→ REQUIRED TASK:
Identify the lines containing the word "title". Copy each one.
--- begin DATA TO USE ---
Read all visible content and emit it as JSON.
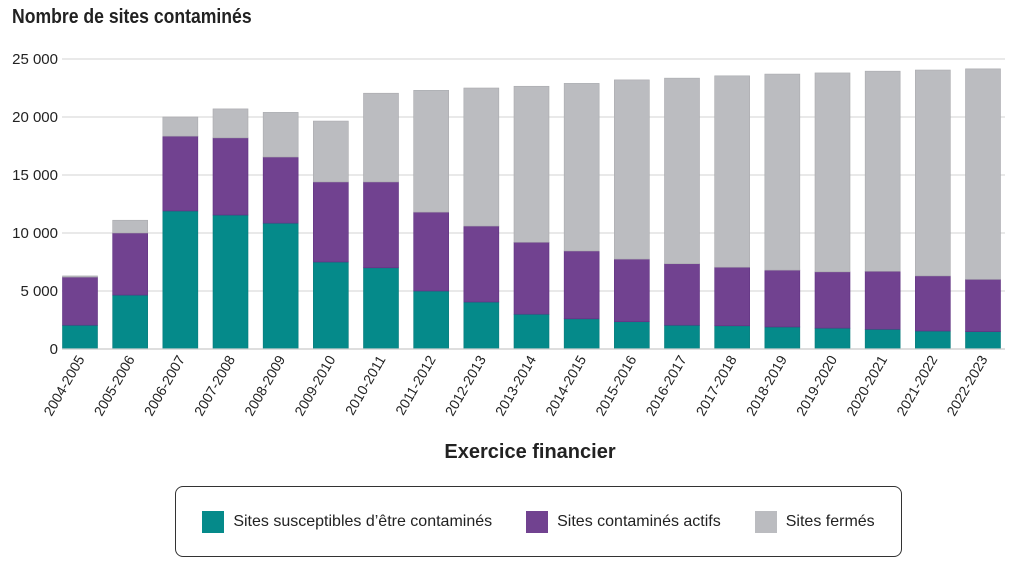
{
  "chart_data": {
    "type": "bar",
    "stacked": true,
    "title": "Nombre de sites contaminés",
    "xlabel": "Exercice financier",
    "ylabel": "",
    "ylim": [
      0,
      25000
    ],
    "yticks": [
      0,
      5000,
      10000,
      15000,
      20000,
      25000
    ],
    "ytick_labels": [
      "0",
      "5 000",
      "10 000",
      "15 000",
      "20 000",
      "25 000"
    ],
    "grid": true,
    "legend_position": "bottom",
    "categories": [
      "2004-2005",
      "2005-2006",
      "2006-2007",
      "2007-2008",
      "2008-2009",
      "2009-2010",
      "2010-2011",
      "2011-2012",
      "2012-2013",
      "2013-2014",
      "2014-2015",
      "2015-2016",
      "2016-2017",
      "2017-2018",
      "2018-2019",
      "2019-2020",
      "2020-2021",
      "2021-2022",
      "2022-2023"
    ],
    "series": [
      {
        "name": "Sites susceptibles d’être contaminés",
        "color": "#058a8a",
        "values": [
          2050,
          4650,
          11900,
          11550,
          10850,
          7500,
          7000,
          5000,
          4050,
          3000,
          2600,
          2350,
          2050,
          2000,
          1900,
          1800,
          1700,
          1550,
          1500
        ]
      },
      {
        "name": "Sites contaminés actifs",
        "color": "#714290",
        "values": [
          4150,
          5350,
          6450,
          6650,
          5700,
          6900,
          7400,
          6800,
          6550,
          6200,
          5850,
          5400,
          5300,
          5050,
          4900,
          4850,
          5000,
          4750,
          4500
        ]
      },
      {
        "name": "Sites fermés",
        "color": "#bbbcc0",
        "values": [
          100,
          1100,
          1650,
          2500,
          3850,
          5250,
          7650,
          10500,
          11900,
          13450,
          14450,
          15450,
          16000,
          16500,
          16900,
          17150,
          17250,
          17750,
          18150
        ]
      }
    ]
  }
}
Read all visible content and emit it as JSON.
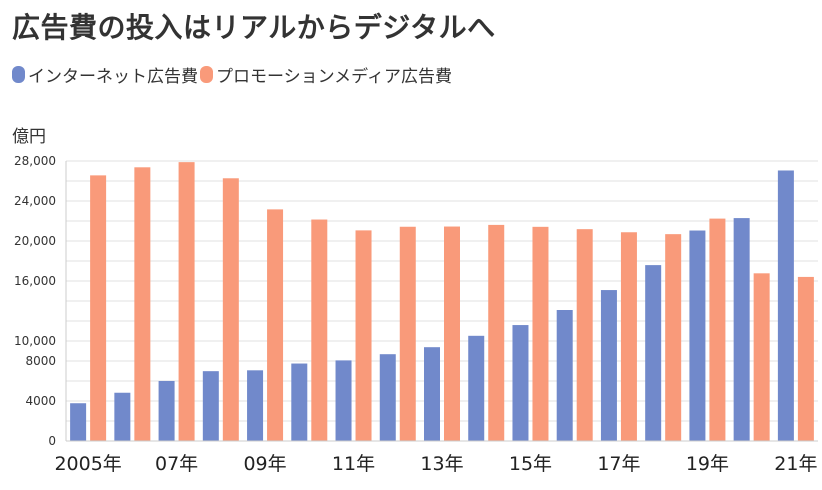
{
  "title": "広告費の投入はリアルからデジタルへ",
  "colors": {
    "internet": "#7189cb",
    "promotion": "#f99a7a",
    "grid": "#e2e2e2"
  },
  "chart_data": {
    "type": "bar",
    "title": "広告費の投入はリアルからデジタルへ",
    "ylabel": "億円",
    "xlabel": "",
    "ylim": [
      0,
      28000
    ],
    "yticks": [
      0,
      4000,
      8000,
      10000,
      16000,
      20000,
      24000,
      28000
    ],
    "ytick_labels": [
      "0",
      "4000",
      "8000",
      "10,000",
      "16,000",
      "20,000",
      "24,000",
      "28,000"
    ],
    "categories": [
      "2005",
      "2006",
      "2007",
      "2008",
      "2009",
      "2010",
      "2011",
      "2012",
      "2013",
      "2014",
      "2015",
      "2016",
      "2017",
      "2018",
      "2019",
      "2020",
      "2021"
    ],
    "xtick_labels": [
      "2005年",
      "07年",
      "09年",
      "11年",
      "13年",
      "15年",
      "17年",
      "19年",
      "21年"
    ],
    "xtick_indices": [
      0,
      2,
      4,
      6,
      8,
      10,
      12,
      14,
      16
    ],
    "legend": "top-left",
    "series": [
      {
        "name": "インターネット広告費",
        "values": [
          3777,
          4826,
          6003,
          6983,
          7069,
          7747,
          8062,
          8680,
          9381,
          10519,
          11594,
          13100,
          15094,
          17589,
          21048,
          22290,
          27052
        ]
      },
      {
        "name": "プロモーションメディア広告費",
        "values": [
          26563,
          27370,
          27886,
          26272,
          23162,
          22147,
          21062,
          21424,
          21446,
          21610,
          21417,
          21184,
          20875,
          20685,
          22239,
          16768,
          16408
        ]
      }
    ]
  }
}
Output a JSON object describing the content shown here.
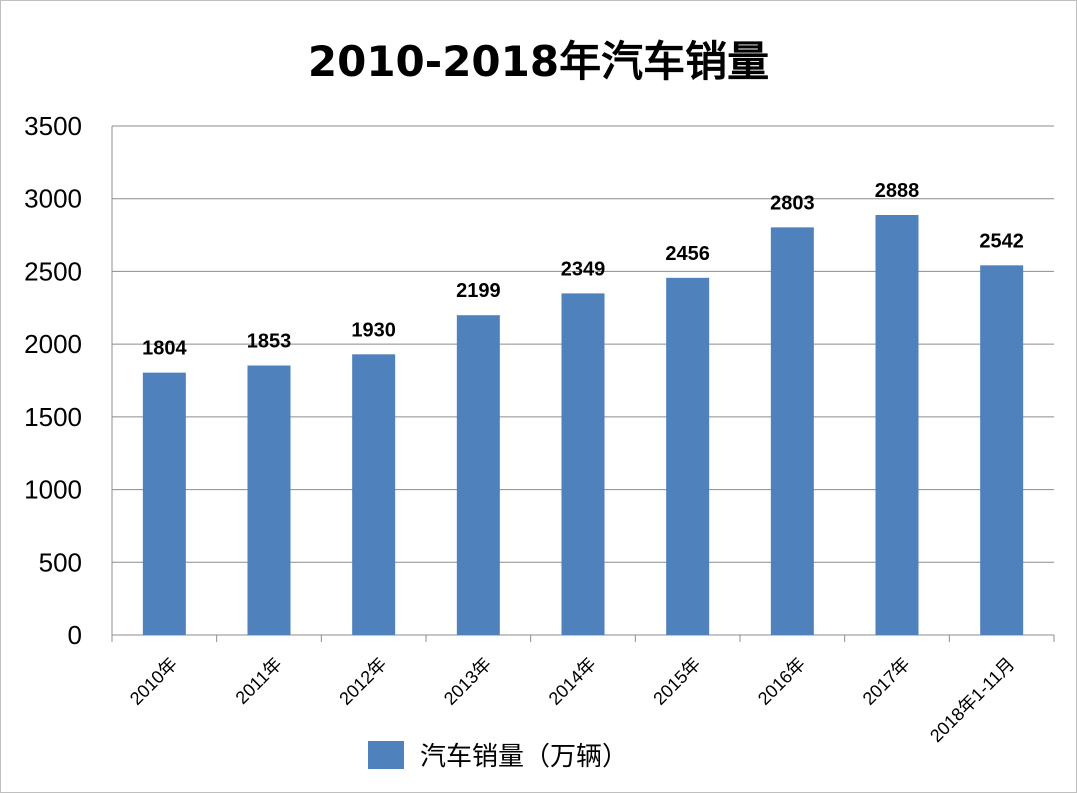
{
  "chart_data": {
    "type": "bar",
    "title": "2010-2018年汽车销量",
    "categories": [
      "2010年",
      "2011年",
      "2012年",
      "2013年",
      "2014年",
      "2015年",
      "2016年",
      "2017年",
      "2018年1-11月"
    ],
    "series": [
      {
        "name": "汽车销量（万辆）",
        "values": [
          1804,
          1853,
          1930,
          2199,
          2349,
          2456,
          2803,
          2888,
          2542
        ]
      }
    ],
    "data_labels": [
      "1804",
      "1853",
      "1930",
      "2199",
      "2349",
      "2456",
      "2803",
      "2888",
      "2542"
    ],
    "ylim": [
      0,
      3500
    ],
    "yticks": [
      "0",
      "500",
      "1000",
      "1500",
      "2000",
      "2500",
      "3000",
      "3500"
    ],
    "grid": true,
    "legend_position": "bottom",
    "bar_color": "#4f81bd"
  }
}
--- end DATA TO USE ---
→ RESULT FOR THIS TASK:
    "title": "Nombre de sites contaminés",
  "title": "広告費の投入はリアルからデジタルへ",
    "title": "広告費の投入はリアルからデジタルへ",
    "title": "2010-2018年汽车销量",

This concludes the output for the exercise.